All of the data that follows should be retyped exactly, please, except the pictures.

--- start EXERCISE MATERIAL ---

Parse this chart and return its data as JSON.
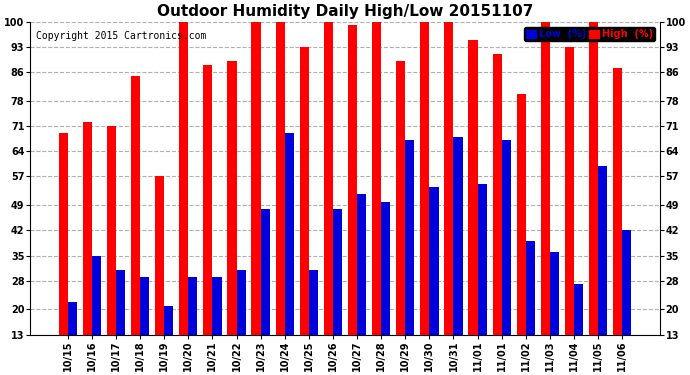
{
  "title": "Outdoor Humidity Daily High/Low 20151107",
  "copyright": "Copyright 2015 Cartronics.com",
  "categories": [
    "10/15",
    "10/16",
    "10/17",
    "10/18",
    "10/19",
    "10/20",
    "10/21",
    "10/22",
    "10/23",
    "10/24",
    "10/25",
    "10/26",
    "10/27",
    "10/28",
    "10/29",
    "10/30",
    "10/31",
    "11/01",
    "11/01",
    "11/02",
    "11/03",
    "11/04",
    "11/05",
    "11/06"
  ],
  "high_values": [
    69,
    72,
    71,
    85,
    57,
    100,
    88,
    89,
    100,
    100,
    93,
    100,
    99,
    100,
    89,
    100,
    100,
    95,
    91,
    80,
    100,
    93,
    100,
    87
  ],
  "low_values": [
    22,
    35,
    31,
    29,
    21,
    29,
    29,
    31,
    48,
    69,
    31,
    48,
    52,
    50,
    67,
    54,
    68,
    55,
    67,
    39,
    36,
    27,
    60,
    42
  ],
  "high_color": "#ff0000",
  "low_color": "#0000dd",
  "bg_color": "#ffffff",
  "plot_bg_color": "#ffffff",
  "grid_color": "#b0b0b0",
  "yticks": [
    13,
    20,
    28,
    35,
    42,
    49,
    57,
    64,
    71,
    78,
    86,
    93,
    100
  ],
  "ymin": 13,
  "ymax": 100,
  "legend_low_label": "Low  (%)",
  "legend_high_label": "High  (%)",
  "title_fontsize": 11,
  "copyright_fontsize": 7,
  "tick_fontsize": 7,
  "bar_width": 0.38
}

--- end EXERCISE MATERIAL ---

:: SOLUTION ::
Parse this chart and return its data as JSON.
{
  "title": "Outdoor Humidity Daily High/Low 20151107",
  "copyright": "Copyright 2015 Cartronics.com",
  "categories": [
    "10/15",
    "10/16",
    "10/17",
    "10/18",
    "10/19",
    "10/20",
    "10/21",
    "10/22",
    "10/23",
    "10/24",
    "10/25",
    "10/26",
    "10/27",
    "10/28",
    "10/29",
    "10/30",
    "10/31",
    "11/01",
    "11/01",
    "11/02",
    "11/03",
    "11/04",
    "11/05",
    "11/06"
  ],
  "high_values": [
    69,
    72,
    71,
    85,
    57,
    100,
    88,
    89,
    100,
    100,
    93,
    100,
    99,
    100,
    89,
    100,
    100,
    95,
    91,
    80,
    100,
    93,
    100,
    87
  ],
  "low_values": [
    22,
    35,
    31,
    29,
    21,
    29,
    29,
    31,
    48,
    69,
    31,
    48,
    52,
    50,
    67,
    54,
    68,
    55,
    67,
    39,
    36,
    27,
    60,
    42
  ],
  "high_color": "#ff0000",
  "low_color": "#0000dd",
  "bg_color": "#ffffff",
  "plot_bg_color": "#ffffff",
  "grid_color": "#b0b0b0",
  "yticks": [
    13,
    20,
    28,
    35,
    42,
    49,
    57,
    64,
    71,
    78,
    86,
    93,
    100
  ],
  "ymin": 13,
  "ymax": 100,
  "legend_low_label": "Low  (%)",
  "legend_high_label": "High  (%)",
  "title_fontsize": 11,
  "copyright_fontsize": 7,
  "tick_fontsize": 7,
  "bar_width": 0.38
}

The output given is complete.